Jeff: Russ, again, thank you so much for being with us. We're going to talk about some things that may be of interest for the first time to some small business owners who might be listening to Deal Talk today. It may also be perhaps a refresher for some of our other listeners. But let's go ahead and get right into it. You have been around a while and you had a chance to work with so many companies in your line of work, in your industry, across a broad spectrum of industries I should say. Every company is different, but at the same time it seems that there are certain causes that really kind of tend to stand out that many companies have in common with each other. For declining or less than optimal valuations on their end, what are some of the most common but correctable causes for declining values that you have seen in your career?

Russell: Certainly there are a lot of factors that are not in the business owner's control that can't be overcome necessarily. But valuation really comes down to two things. Any financial asset valuation comes down to two things, which is return measured by cash, and the risk of achieving that return. So the valuation of any business is very, very closely tied to the amount of cash flow it generates and the riskiness of achieving those cash flows. So the things that are within the business owner’s capability to modify as far as cash flow is concerned or efficiencies of operation, profitability, pricing the product properly maximizing the operational aspect. But from the business standpoint what a lot of business owners don't see, they're unable to visualize is risk can be present in a lot of different ways. With small businesses that kind of risk is often in the form of lack of depth of management where there's an autocratic owner that hasn't really begun to pass responsibility on to his or her managers, his or her next level of operational team. And when a potential buyer sees that, they see a company that may be difficult to step into without a lot of disruption. I've seen a number of cases where an autocratic owner that was suddenly through health issues or other problems suddenly unable to have the services that person and that kind of company goes through very, very difficult and sometimes very lengthy period of disruption before they can get back on their feet again. Risk can also be measured in terms of competition for a similar product. There's nothing that differentiates your product or service that it's easily challenged by competitors, and that's also a significant risk. Other risks are having reliance on a particular customer, particular vendor, or even within a certain industry. So if a company sells most of its products, to let's say the automotive industry and has not been able to adapt to sell those products or other industries that may not be subject of the same vagaries of the automotive industry, that's another element of risk. These things are areas that the business owner can affect, although many of them as you can imagine take a lot of time and planning in order to improve but it can be done.

• [RAW RECORDS]:
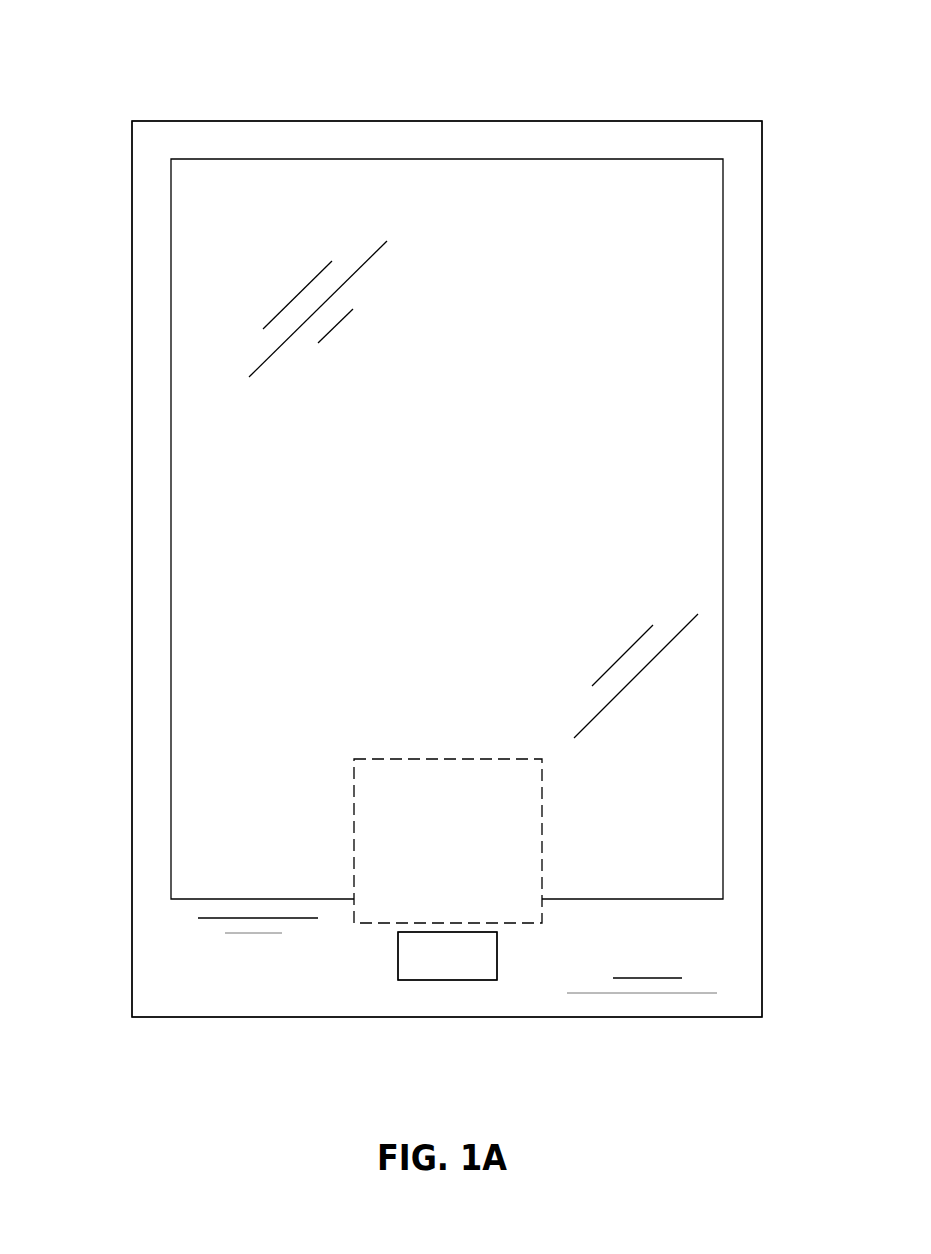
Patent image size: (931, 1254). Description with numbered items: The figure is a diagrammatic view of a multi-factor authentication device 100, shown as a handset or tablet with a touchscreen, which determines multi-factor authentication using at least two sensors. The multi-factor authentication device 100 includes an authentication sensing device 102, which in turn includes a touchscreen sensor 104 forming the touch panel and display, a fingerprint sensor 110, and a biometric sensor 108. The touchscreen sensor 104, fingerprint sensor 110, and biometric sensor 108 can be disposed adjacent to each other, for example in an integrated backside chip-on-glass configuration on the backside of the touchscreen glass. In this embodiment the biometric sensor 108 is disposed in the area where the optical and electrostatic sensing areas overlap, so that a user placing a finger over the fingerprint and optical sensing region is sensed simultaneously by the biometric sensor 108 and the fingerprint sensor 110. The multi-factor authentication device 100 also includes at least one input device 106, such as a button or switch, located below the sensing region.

The multi-factor authentication device 100 is at (143, 62).
The authentication sensing device 102 is at (750, 257).
The touchscreen sensor 104 is at (678, 497).
The input device 106 is at (475, 970).
The biometric sensor 108 is at (427, 932).
The fingerprint sensor 110 is at (508, 873).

• [WRITTEN EXERCISE 1]:
List every form of risk to a business's value that Russell names in the valuation interview.
• [WRITTEN EXERCISE 2]:
In the valuation interview, what two things does Russell say any financial asset valuation comes down to?

• [FINAL RESULT 1]:
- Lack of depth of management, where an autocratic owner hasn't passed responsibility on to managers
- Competition for a similar product, when nothing differentiates the product or service
- Reliance on a particular customer
- Reliance on a particular vendor
- Reliance on a certain industry

• [FINAL RESULT 2]:
Return measured by cash, and the risk of achieving that return.